#### [What is expected]
Restate the entries below verbatim.
## begin Record list
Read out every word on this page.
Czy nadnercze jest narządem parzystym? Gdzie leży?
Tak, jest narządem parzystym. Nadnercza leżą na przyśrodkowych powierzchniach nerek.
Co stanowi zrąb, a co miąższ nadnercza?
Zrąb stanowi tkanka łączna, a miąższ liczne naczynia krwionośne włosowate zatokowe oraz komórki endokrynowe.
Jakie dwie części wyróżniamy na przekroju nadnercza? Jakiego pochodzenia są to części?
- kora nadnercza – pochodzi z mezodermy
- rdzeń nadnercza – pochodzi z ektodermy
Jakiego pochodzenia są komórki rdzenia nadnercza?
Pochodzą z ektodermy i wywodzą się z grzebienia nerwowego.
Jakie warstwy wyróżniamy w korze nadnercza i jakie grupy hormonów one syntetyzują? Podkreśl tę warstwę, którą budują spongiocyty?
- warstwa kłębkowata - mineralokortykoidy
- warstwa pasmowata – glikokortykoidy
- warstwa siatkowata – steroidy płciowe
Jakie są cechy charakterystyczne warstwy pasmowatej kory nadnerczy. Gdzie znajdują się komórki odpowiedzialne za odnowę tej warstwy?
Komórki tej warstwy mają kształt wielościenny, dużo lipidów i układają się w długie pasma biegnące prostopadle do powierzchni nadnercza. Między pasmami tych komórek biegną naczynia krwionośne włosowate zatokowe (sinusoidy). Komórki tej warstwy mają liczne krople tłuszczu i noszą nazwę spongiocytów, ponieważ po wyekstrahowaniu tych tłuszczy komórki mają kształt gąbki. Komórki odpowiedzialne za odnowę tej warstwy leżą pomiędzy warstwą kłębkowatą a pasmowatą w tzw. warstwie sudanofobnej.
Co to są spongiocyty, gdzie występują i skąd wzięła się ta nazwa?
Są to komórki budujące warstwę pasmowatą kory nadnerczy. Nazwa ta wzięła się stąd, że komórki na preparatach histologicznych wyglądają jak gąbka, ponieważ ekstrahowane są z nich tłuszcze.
## end Record list
#### [Complete output]
Read out every word on this page.
Czy nadnercze jest narządem parzystym? Gdzie leży?
Tak, jest narządem parzystym. Nadnercza leżą na przyśrodkowych powierzchniach nerek.
Co stanowi zrąb, a co miąższ nadnercza?
Zrąb stanowi tkanka łączna, a miąższ liczne naczynia krwionośne włosowate zatokowe oraz komórki endokrynowe.
Jakie dwie części wyróżniamy na przekroju nadnercza? Jakiego pochodzenia są to części?
- kora nadnercza – pochodzi z mezodermy
- rdzeń nadnercza – pochodzi z ektodermy
Jakiego pochodzenia są komórki rdzenia nadnercza?
Pochodzą z ektodermy i wywodzą się z grzebienia nerwowego.
Jakie warstwy wyróżniamy w korze nadnercza i jakie grupy hormonów one syntetyzują? Podkreśl tę warstwę, którą budują spongiocyty?
- warstwa kłębkowata - mineralokortykoidy
- warstwa pasmowata – glikokortykoidy
- warstwa siatkowata – steroidy płciowe
Jakie są cechy charakterystyczne warstwy pasmowatej kory nadnerczy. Gdzie znajdują się komórki odpowiedzialne za odnowę tej warstwy?
Komórki tej warstwy mają kształt wielościenny, dużo lipidów i układają się w długie pasma biegnące prostopadle do powierzchni nadnercza. Między pasmami tych komórek biegną naczynia krwionośne włosowate zatokowe (sinusoidy). Komórki tej warstwy mają liczne krople tłuszczu i noszą nazwę spongiocytów, ponieważ po wyekstrahowaniu tych tłuszczy komórki mają kształt gąbki. Komórki odpowiedzialne za odnowę tej warstwy leżą pomiędzy warstwą kłębkowatą a pasmowatą w tzw. warstwie sudanofobnej.
Co to są spongiocyty, gdzie występują i skąd wzięła się ta nazwa?
Są to komórki budujące warstwę pasmowatą kory nadnerczy. Nazwa ta wzięła się stąd, że komórki na preparatach histologicznych wyglądają jak gąbka, ponieważ ekstrahowane są z nich tłuszcze.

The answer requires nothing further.